Search the records for the word "Сергей" and report each line that has it.

□ □ □ □ □ □ □

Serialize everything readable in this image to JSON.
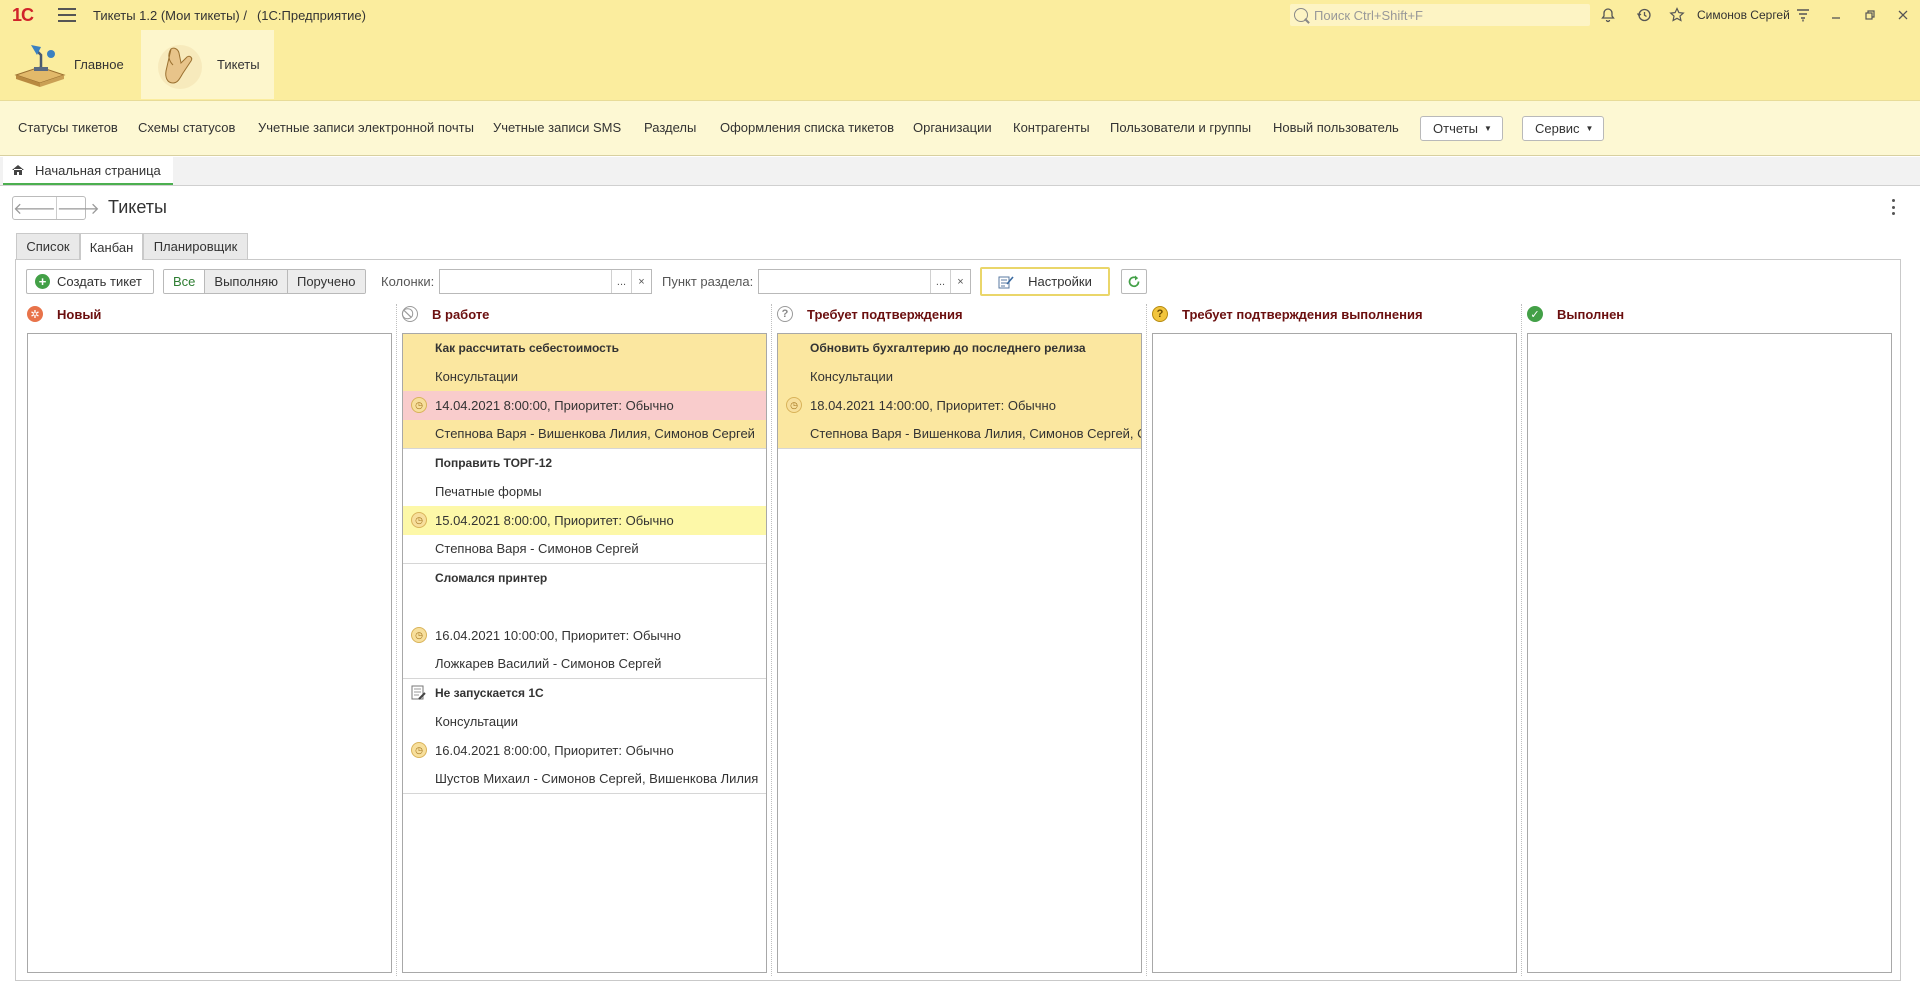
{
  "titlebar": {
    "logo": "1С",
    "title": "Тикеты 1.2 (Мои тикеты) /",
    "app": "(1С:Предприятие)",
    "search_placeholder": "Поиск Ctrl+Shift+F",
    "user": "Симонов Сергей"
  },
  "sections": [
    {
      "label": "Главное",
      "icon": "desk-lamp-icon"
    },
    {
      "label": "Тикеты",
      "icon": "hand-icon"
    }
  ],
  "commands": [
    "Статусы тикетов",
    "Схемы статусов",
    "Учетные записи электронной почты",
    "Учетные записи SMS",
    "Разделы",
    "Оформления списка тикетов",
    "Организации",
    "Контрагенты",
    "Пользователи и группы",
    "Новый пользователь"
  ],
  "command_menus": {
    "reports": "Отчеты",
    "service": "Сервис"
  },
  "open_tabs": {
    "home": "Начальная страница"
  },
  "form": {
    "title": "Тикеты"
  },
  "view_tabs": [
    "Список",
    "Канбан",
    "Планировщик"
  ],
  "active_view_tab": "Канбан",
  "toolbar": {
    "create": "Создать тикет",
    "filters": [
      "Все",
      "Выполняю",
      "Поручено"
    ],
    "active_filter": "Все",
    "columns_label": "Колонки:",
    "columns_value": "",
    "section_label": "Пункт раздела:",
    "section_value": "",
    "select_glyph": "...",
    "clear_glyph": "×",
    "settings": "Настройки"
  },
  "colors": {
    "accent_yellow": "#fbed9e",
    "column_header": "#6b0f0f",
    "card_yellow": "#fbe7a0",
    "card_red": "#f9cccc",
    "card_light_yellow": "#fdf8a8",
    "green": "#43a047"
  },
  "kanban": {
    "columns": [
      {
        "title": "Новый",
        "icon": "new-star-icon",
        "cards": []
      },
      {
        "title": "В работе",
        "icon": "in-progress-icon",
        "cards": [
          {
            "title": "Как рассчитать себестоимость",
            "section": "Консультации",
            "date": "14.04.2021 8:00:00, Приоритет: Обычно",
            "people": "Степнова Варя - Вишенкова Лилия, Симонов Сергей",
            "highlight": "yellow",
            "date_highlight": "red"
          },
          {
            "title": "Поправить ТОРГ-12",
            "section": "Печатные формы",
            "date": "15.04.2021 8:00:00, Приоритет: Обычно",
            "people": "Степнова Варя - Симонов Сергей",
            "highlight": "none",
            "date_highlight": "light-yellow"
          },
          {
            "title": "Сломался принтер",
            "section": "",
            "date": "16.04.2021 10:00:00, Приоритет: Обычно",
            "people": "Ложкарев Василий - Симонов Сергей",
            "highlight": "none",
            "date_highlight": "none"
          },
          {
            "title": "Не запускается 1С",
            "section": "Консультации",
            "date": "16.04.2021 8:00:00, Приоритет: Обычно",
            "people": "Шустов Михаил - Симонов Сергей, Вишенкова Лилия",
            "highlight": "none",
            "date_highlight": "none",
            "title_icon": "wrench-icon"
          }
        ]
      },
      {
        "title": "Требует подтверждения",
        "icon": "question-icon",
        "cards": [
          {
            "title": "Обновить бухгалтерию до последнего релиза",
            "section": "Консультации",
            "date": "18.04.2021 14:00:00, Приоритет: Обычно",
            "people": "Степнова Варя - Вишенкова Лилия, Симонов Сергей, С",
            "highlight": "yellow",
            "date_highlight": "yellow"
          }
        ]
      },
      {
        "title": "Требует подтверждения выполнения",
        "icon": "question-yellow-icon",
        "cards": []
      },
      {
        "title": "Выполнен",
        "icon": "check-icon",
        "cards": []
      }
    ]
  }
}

□ □ □ □ □ □ □

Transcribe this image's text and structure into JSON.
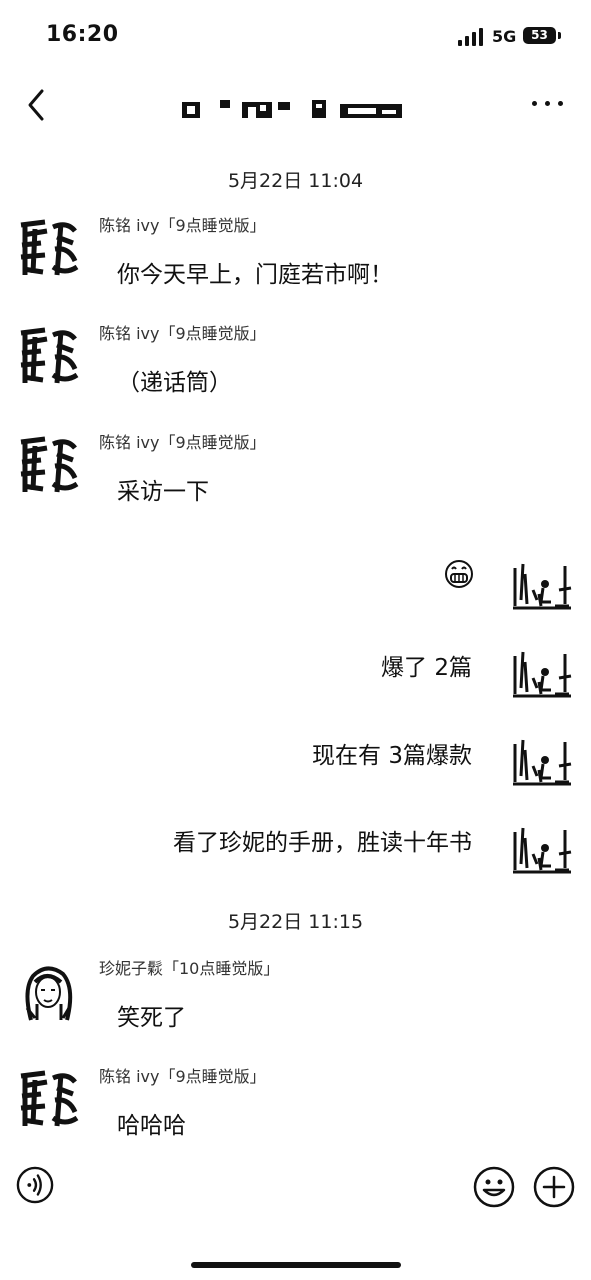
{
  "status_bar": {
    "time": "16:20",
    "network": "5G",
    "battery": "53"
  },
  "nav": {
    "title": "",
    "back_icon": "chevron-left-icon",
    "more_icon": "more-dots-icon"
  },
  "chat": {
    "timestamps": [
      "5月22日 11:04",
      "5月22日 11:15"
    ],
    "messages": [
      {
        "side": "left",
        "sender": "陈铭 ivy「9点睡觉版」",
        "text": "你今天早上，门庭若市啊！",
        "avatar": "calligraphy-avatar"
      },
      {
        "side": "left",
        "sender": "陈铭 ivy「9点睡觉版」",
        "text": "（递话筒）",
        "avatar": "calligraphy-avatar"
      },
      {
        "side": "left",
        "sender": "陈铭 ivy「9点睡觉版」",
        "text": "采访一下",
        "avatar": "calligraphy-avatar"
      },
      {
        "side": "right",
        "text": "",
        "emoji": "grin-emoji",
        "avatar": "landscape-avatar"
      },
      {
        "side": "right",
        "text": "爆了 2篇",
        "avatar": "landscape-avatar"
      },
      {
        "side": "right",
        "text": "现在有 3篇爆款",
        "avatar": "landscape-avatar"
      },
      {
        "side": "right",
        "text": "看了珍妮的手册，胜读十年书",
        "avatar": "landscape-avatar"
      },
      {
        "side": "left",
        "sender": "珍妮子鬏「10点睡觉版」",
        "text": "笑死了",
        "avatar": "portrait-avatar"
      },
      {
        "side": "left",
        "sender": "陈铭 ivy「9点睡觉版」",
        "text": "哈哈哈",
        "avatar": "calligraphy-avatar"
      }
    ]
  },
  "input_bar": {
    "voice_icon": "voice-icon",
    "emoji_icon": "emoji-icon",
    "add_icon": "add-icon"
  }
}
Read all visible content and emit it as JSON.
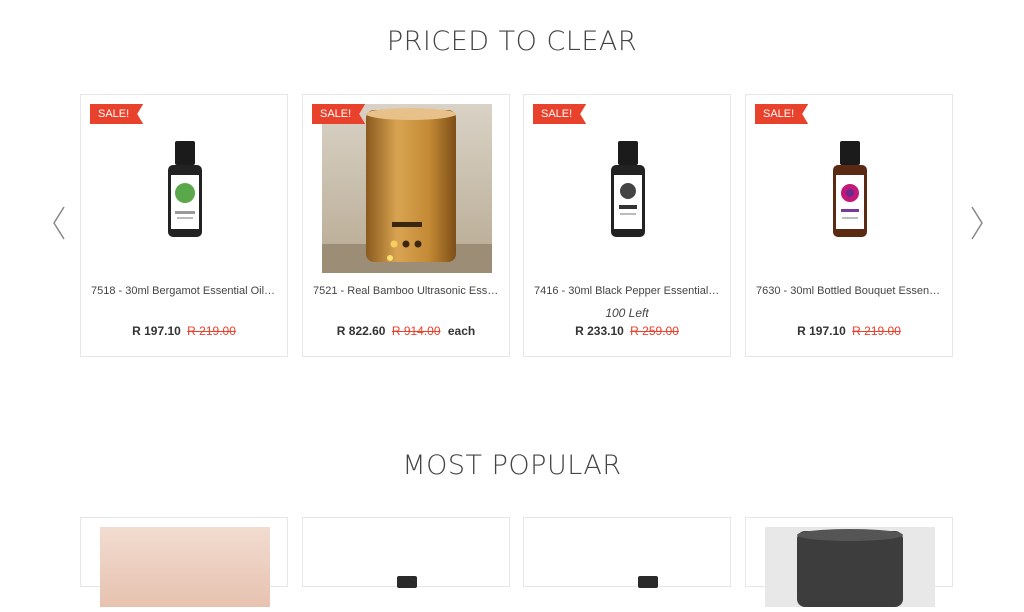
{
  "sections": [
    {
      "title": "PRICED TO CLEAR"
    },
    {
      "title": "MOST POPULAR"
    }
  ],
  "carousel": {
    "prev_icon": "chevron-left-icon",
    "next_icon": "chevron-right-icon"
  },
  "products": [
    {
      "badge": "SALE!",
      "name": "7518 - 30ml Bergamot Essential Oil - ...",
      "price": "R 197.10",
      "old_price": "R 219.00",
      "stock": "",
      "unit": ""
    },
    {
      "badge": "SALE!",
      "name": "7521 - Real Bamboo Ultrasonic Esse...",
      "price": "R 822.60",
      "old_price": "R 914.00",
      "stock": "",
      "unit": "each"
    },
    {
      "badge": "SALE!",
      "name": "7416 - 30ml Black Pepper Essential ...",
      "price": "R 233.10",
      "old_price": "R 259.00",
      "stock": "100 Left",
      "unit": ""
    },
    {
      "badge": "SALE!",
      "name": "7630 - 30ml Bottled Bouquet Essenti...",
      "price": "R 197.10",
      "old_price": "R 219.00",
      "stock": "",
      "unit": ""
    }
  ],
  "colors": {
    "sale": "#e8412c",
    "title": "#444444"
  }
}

□ □ □ □ □ □ □

* EXERCISE SOLUTION:
    "user": "Симонов Сергей"
            "people": "Степнова Варя - Вишенкова Лилия, Симонов Сергей",
            "people": "Степнова Варя - Симонов Сергей",
            "people": "Ложкарев Василий - Симонов Сергей",
            "people": "Шустов Михаил - Симонов Сергей, Вишенкова Лилия",
            "people": "Степнова Варя - Вишенкова Лилия, Симонов Сергей, С",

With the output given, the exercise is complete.